Data entries:

⁂

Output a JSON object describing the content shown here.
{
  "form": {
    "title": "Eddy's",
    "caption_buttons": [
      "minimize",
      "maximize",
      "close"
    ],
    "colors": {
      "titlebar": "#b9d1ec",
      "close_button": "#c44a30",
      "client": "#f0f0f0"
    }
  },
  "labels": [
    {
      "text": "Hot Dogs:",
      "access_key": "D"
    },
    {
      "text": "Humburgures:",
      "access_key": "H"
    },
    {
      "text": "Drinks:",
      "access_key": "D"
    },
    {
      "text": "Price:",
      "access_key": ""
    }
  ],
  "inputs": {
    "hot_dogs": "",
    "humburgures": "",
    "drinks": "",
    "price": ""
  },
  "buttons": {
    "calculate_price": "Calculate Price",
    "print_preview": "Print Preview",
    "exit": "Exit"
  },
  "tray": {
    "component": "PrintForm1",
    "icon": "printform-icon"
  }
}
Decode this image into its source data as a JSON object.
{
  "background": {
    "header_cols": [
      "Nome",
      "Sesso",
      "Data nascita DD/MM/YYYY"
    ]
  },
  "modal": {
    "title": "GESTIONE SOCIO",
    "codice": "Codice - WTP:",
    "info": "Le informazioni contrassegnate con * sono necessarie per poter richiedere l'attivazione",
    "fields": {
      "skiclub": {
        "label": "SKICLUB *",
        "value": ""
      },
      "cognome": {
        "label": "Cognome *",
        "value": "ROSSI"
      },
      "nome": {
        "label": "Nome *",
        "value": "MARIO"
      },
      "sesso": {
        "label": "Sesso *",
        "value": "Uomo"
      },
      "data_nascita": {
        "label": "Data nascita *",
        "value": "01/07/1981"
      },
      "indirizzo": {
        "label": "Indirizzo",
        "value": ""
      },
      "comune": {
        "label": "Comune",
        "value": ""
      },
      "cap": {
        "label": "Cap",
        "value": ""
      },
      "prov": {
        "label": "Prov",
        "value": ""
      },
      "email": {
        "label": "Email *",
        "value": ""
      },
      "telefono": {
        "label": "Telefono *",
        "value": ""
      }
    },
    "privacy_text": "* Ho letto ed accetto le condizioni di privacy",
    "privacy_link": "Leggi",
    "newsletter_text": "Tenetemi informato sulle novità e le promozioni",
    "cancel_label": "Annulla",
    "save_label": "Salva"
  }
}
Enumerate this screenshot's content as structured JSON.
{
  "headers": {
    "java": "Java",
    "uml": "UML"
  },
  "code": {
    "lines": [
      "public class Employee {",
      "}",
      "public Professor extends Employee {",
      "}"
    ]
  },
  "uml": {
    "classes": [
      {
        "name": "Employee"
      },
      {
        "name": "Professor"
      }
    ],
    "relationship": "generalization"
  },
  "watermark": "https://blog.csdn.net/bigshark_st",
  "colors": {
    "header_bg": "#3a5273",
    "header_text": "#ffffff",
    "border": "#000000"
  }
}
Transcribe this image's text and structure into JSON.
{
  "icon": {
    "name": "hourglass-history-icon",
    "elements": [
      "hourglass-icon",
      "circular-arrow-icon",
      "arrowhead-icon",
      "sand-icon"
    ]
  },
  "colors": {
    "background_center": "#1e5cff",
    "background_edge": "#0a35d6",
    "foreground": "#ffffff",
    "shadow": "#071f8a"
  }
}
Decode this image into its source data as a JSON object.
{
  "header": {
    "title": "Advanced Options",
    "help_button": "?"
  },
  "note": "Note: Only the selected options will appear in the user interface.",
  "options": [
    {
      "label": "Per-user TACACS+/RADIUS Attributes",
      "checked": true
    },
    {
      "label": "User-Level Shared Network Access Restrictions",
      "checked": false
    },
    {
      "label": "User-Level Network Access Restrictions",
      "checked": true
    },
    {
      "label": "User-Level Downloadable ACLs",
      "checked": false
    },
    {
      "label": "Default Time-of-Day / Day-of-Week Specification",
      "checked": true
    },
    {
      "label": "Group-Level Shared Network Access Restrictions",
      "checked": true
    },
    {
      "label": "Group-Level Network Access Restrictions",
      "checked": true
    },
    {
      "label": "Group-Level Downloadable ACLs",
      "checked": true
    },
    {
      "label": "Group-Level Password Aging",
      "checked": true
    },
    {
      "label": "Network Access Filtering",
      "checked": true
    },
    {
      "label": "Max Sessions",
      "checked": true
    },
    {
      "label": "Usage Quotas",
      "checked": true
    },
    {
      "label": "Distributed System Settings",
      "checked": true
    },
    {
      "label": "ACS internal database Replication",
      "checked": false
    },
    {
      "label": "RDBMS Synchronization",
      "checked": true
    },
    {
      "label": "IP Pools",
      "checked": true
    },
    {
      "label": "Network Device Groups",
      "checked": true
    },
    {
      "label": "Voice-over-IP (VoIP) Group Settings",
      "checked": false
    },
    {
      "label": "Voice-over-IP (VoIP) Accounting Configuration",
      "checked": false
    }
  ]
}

⁂

Give back, unchanged, every line from the one with "Transcribe this image's" to the end of the entries above.

Exercise solution:
Transcribe this image's text and structure into JSON.
{
  "icon": {
    "name": "hourglass-history-icon",
    "elements": [
      "hourglass-icon",
      "circular-arrow-icon",
      "arrowhead-icon",
      "sand-icon"
    ]
  },
  "colors": {
    "background_center": "#1e5cff",
    "background_edge": "#0a35d6",
    "foreground": "#ffffff",
    "shadow": "#071f8a"
  }
}
Decode this image into its source data as a JSON object.
{
  "header": {
    "title": "Advanced Options",
    "help_button": "?"
  },
  "note": "Note: Only the selected options will appear in the user interface.",
  "options": [
    {
      "label": "Per-user TACACS+/RADIUS Attributes",
      "checked": true
    },
    {
      "label": "User-Level Shared Network Access Restrictions",
      "checked": false
    },
    {
      "label": "User-Level Network Access Restrictions",
      "checked": true
    },
    {
      "label": "User-Level Downloadable ACLs",
      "checked": false
    },
    {
      "label": "Default Time-of-Day / Day-of-Week Specification",
      "checked": true
    },
    {
      "label": "Group-Level Shared Network Access Restrictions",
      "checked": true
    },
    {
      "label": "Group-Level Network Access Restrictions",
      "checked": true
    },
    {
      "label": "Group-Level Downloadable ACLs",
      "checked": true
    },
    {
      "label": "Group-Level Password Aging",
      "checked": true
    },
    {
      "label": "Network Access Filtering",
      "checked": true
    },
    {
      "label": "Max Sessions",
      "checked": true
    },
    {
      "label": "Usage Quotas",
      "checked": true
    },
    {
      "label": "Distributed System Settings",
      "checked": true
    },
    {
      "label": "ACS internal database Replication",
      "checked": false
    },
    {
      "label": "RDBMS Synchronization",
      "checked": true
    },
    {
      "label": "IP Pools",
      "checked": true
    },
    {
      "label": "Network Device Groups",
      "checked": true
    },
    {
      "label": "Voice-over-IP (VoIP) Group Settings",
      "checked": false
    },
    {
      "label": "Voice-over-IP (VoIP) Accounting Configuration",
      "checked": false
    }
  ]
}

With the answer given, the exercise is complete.